■ **REQUIRED TASK**
All records must be quoted exactly. Omit the pictures.

··· STORED RECORDS

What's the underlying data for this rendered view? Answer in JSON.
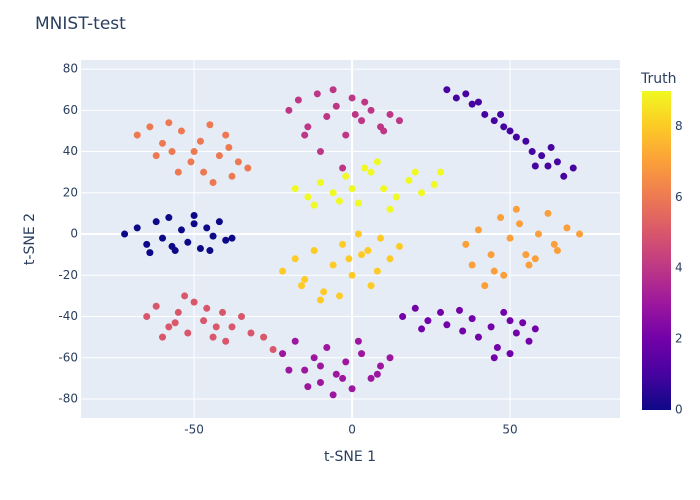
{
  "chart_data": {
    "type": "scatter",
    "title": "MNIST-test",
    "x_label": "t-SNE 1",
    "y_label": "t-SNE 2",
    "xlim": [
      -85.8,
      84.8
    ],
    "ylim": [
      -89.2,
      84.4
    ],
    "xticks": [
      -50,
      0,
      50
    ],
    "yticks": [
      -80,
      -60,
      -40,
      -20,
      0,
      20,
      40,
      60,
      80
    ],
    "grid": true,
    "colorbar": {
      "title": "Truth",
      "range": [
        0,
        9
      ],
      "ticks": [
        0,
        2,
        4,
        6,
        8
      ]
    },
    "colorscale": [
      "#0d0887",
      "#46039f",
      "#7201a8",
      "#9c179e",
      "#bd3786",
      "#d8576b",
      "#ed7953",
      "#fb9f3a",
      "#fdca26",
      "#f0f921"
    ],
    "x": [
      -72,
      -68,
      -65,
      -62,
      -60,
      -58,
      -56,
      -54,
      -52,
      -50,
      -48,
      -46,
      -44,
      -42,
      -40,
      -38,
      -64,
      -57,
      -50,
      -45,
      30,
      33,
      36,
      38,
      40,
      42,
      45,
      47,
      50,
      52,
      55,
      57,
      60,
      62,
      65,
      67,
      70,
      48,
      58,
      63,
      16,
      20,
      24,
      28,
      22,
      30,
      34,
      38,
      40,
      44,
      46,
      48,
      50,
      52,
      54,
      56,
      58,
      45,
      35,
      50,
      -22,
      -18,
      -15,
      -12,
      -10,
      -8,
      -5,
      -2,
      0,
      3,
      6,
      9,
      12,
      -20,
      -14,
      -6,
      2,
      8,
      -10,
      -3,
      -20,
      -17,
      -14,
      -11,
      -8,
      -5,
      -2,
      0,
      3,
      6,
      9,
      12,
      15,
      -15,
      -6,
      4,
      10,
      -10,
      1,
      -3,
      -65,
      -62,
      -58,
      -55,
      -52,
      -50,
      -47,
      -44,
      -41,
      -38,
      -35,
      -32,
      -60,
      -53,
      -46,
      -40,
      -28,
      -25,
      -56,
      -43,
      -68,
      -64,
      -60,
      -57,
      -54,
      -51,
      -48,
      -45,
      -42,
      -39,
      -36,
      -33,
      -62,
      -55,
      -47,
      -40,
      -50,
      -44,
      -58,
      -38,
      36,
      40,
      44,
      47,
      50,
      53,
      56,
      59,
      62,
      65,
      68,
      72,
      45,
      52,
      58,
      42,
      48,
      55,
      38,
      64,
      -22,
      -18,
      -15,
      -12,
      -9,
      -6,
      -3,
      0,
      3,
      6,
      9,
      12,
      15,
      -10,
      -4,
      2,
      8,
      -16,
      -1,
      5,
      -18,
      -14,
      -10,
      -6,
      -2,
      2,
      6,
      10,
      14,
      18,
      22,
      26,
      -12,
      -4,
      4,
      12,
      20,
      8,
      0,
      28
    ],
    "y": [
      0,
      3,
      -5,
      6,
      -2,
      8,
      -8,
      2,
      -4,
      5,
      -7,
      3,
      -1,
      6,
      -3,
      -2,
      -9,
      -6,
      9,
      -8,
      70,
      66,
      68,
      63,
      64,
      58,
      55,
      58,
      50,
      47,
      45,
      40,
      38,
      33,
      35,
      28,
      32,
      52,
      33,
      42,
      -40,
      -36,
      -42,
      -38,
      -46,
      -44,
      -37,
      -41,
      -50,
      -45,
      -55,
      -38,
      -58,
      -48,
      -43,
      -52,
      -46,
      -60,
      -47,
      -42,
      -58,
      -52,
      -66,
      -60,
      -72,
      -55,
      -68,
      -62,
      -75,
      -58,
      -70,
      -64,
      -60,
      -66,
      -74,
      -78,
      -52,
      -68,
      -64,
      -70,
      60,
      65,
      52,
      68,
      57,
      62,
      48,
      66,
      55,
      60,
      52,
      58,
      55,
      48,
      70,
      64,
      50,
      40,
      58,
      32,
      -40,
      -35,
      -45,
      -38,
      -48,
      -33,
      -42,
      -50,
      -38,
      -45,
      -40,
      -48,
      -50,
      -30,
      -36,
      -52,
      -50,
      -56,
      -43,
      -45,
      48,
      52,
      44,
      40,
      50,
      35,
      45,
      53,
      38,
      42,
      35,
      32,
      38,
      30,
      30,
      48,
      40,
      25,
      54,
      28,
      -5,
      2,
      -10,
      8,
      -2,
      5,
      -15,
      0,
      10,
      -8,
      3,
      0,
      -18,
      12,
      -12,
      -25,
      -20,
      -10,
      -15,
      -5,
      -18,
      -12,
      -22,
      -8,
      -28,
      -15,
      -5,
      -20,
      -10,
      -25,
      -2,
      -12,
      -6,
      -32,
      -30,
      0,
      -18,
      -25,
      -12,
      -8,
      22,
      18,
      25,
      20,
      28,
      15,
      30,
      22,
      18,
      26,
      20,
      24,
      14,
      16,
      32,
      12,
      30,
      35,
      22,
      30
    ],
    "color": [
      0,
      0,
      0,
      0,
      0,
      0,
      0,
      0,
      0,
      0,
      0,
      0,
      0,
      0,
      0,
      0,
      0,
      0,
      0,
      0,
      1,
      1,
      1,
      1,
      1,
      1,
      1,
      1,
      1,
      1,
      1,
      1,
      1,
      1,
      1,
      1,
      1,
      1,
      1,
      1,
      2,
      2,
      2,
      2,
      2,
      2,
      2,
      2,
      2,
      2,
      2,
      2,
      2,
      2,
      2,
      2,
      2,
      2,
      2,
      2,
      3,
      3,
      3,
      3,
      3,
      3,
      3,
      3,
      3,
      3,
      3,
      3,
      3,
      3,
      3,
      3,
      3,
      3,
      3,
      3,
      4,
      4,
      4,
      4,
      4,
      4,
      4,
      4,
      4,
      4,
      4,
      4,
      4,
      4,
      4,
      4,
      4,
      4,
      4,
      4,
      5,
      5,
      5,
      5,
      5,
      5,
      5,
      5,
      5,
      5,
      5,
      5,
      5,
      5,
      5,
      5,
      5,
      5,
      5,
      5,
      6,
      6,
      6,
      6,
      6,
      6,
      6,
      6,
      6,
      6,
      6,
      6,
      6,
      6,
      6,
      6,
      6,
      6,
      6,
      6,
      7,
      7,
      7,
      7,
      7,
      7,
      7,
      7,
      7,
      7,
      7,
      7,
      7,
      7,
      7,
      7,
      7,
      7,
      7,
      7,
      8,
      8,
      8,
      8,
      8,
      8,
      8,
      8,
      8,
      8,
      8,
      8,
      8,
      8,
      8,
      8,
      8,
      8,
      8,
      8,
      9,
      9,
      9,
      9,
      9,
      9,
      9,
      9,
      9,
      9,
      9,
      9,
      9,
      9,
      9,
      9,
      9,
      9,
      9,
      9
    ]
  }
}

······

■ **RESPONSE**
What's the underlying data for this rendered view? Answer in JSON.
{
  "chart_data": {
    "type": "scatter",
    "title": "MNIST-test",
    "x_label": "t-SNE 1",
    "y_label": "t-SNE 2",
    "xlim": [
      -85.8,
      84.8
    ],
    "ylim": [
      -89.2,
      84.4
    ],
    "xticks": [
      -50,
      0,
      50
    ],
    "yticks": [
      -80,
      -60,
      -40,
      -20,
      0,
      20,
      40,
      60,
      80
    ],
    "grid": true,
    "colorbar": {
      "title": "Truth",
      "range": [
        0,
        9
      ],
      "ticks": [
        0,
        2,
        4,
        6,
        8
      ]
    },
    "colorscale": [
      "#0d0887",
      "#46039f",
      "#7201a8",
      "#9c179e",
      "#bd3786",
      "#d8576b",
      "#ed7953",
      "#fb9f3a",
      "#fdca26",
      "#f0f921"
    ],
    "x": [
      -72,
      -68,
      -65,
      -62,
      -60,
      -58,
      -56,
      -54,
      -52,
      -50,
      -48,
      -46,
      -44,
      -42,
      -40,
      -38,
      -64,
      -57,
      -50,
      -45,
      30,
      33,
      36,
      38,
      40,
      42,
      45,
      47,
      50,
      52,
      55,
      57,
      60,
      62,
      65,
      67,
      70,
      48,
      58,
      63,
      16,
      20,
      24,
      28,
      22,
      30,
      34,
      38,
      40,
      44,
      46,
      48,
      50,
      52,
      54,
      56,
      58,
      45,
      35,
      50,
      -22,
      -18,
      -15,
      -12,
      -10,
      -8,
      -5,
      -2,
      0,
      3,
      6,
      9,
      12,
      -20,
      -14,
      -6,
      2,
      8,
      -10,
      -3,
      -20,
      -17,
      -14,
      -11,
      -8,
      -5,
      -2,
      0,
      3,
      6,
      9,
      12,
      15,
      -15,
      -6,
      4,
      10,
      -10,
      1,
      -3,
      -65,
      -62,
      -58,
      -55,
      -52,
      -50,
      -47,
      -44,
      -41,
      -38,
      -35,
      -32,
      -60,
      -53,
      -46,
      -40,
      -28,
      -25,
      -56,
      -43,
      -68,
      -64,
      -60,
      -57,
      -54,
      -51,
      -48,
      -45,
      -42,
      -39,
      -36,
      -33,
      -62,
      -55,
      -47,
      -40,
      -50,
      -44,
      -58,
      -38,
      36,
      40,
      44,
      47,
      50,
      53,
      56,
      59,
      62,
      65,
      68,
      72,
      45,
      52,
      58,
      42,
      48,
      55,
      38,
      64,
      -22,
      -18,
      -15,
      -12,
      -9,
      -6,
      -3,
      0,
      3,
      6,
      9,
      12,
      15,
      -10,
      -4,
      2,
      8,
      -16,
      -1,
      5,
      -18,
      -14,
      -10,
      -6,
      -2,
      2,
      6,
      10,
      14,
      18,
      22,
      26,
      -12,
      -4,
      4,
      12,
      20,
      8,
      0,
      28
    ],
    "y": [
      0,
      3,
      -5,
      6,
      -2,
      8,
      -8,
      2,
      -4,
      5,
      -7,
      3,
      -1,
      6,
      -3,
      -2,
      -9,
      -6,
      9,
      -8,
      70,
      66,
      68,
      63,
      64,
      58,
      55,
      58,
      50,
      47,
      45,
      40,
      38,
      33,
      35,
      28,
      32,
      52,
      33,
      42,
      -40,
      -36,
      -42,
      -38,
      -46,
      -44,
      -37,
      -41,
      -50,
      -45,
      -55,
      -38,
      -58,
      -48,
      -43,
      -52,
      -46,
      -60,
      -47,
      -42,
      -58,
      -52,
      -66,
      -60,
      -72,
      -55,
      -68,
      -62,
      -75,
      -58,
      -70,
      -64,
      -60,
      -66,
      -74,
      -78,
      -52,
      -68,
      -64,
      -70,
      60,
      65,
      52,
      68,
      57,
      62,
      48,
      66,
      55,
      60,
      52,
      58,
      55,
      48,
      70,
      64,
      50,
      40,
      58,
      32,
      -40,
      -35,
      -45,
      -38,
      -48,
      -33,
      -42,
      -50,
      -38,
      -45,
      -40,
      -48,
      -50,
      -30,
      -36,
      -52,
      -50,
      -56,
      -43,
      -45,
      48,
      52,
      44,
      40,
      50,
      35,
      45,
      53,
      38,
      42,
      35,
      32,
      38,
      30,
      30,
      48,
      40,
      25,
      54,
      28,
      -5,
      2,
      -10,
      8,
      -2,
      5,
      -15,
      0,
      10,
      -8,
      3,
      0,
      -18,
      12,
      -12,
      -25,
      -20,
      -10,
      -15,
      -5,
      -18,
      -12,
      -22,
      -8,
      -28,
      -15,
      -5,
      -20,
      -10,
      -25,
      -2,
      -12,
      -6,
      -32,
      -30,
      0,
      -18,
      -25,
      -12,
      -8,
      22,
      18,
      25,
      20,
      28,
      15,
      30,
      22,
      18,
      26,
      20,
      24,
      14,
      16,
      32,
      12,
      30,
      35,
      22,
      30
    ],
    "color": [
      0,
      0,
      0,
      0,
      0,
      0,
      0,
      0,
      0,
      0,
      0,
      0,
      0,
      0,
      0,
      0,
      0,
      0,
      0,
      0,
      1,
      1,
      1,
      1,
      1,
      1,
      1,
      1,
      1,
      1,
      1,
      1,
      1,
      1,
      1,
      1,
      1,
      1,
      1,
      1,
      2,
      2,
      2,
      2,
      2,
      2,
      2,
      2,
      2,
      2,
      2,
      2,
      2,
      2,
      2,
      2,
      2,
      2,
      2,
      2,
      3,
      3,
      3,
      3,
      3,
      3,
      3,
      3,
      3,
      3,
      3,
      3,
      3,
      3,
      3,
      3,
      3,
      3,
      3,
      3,
      4,
      4,
      4,
      4,
      4,
      4,
      4,
      4,
      4,
      4,
      4,
      4,
      4,
      4,
      4,
      4,
      4,
      4,
      4,
      4,
      5,
      5,
      5,
      5,
      5,
      5,
      5,
      5,
      5,
      5,
      5,
      5,
      5,
      5,
      5,
      5,
      5,
      5,
      5,
      5,
      6,
      6,
      6,
      6,
      6,
      6,
      6,
      6,
      6,
      6,
      6,
      6,
      6,
      6,
      6,
      6,
      6,
      6,
      6,
      6,
      7,
      7,
      7,
      7,
      7,
      7,
      7,
      7,
      7,
      7,
      7,
      7,
      7,
      7,
      7,
      7,
      7,
      7,
      7,
      7,
      8,
      8,
      8,
      8,
      8,
      8,
      8,
      8,
      8,
      8,
      8,
      8,
      8,
      8,
      8,
      8,
      8,
      8,
      8,
      8,
      9,
      9,
      9,
      9,
      9,
      9,
      9,
      9,
      9,
      9,
      9,
      9,
      9,
      9,
      9,
      9,
      9,
      9,
      9,
      9
    ]
  }
}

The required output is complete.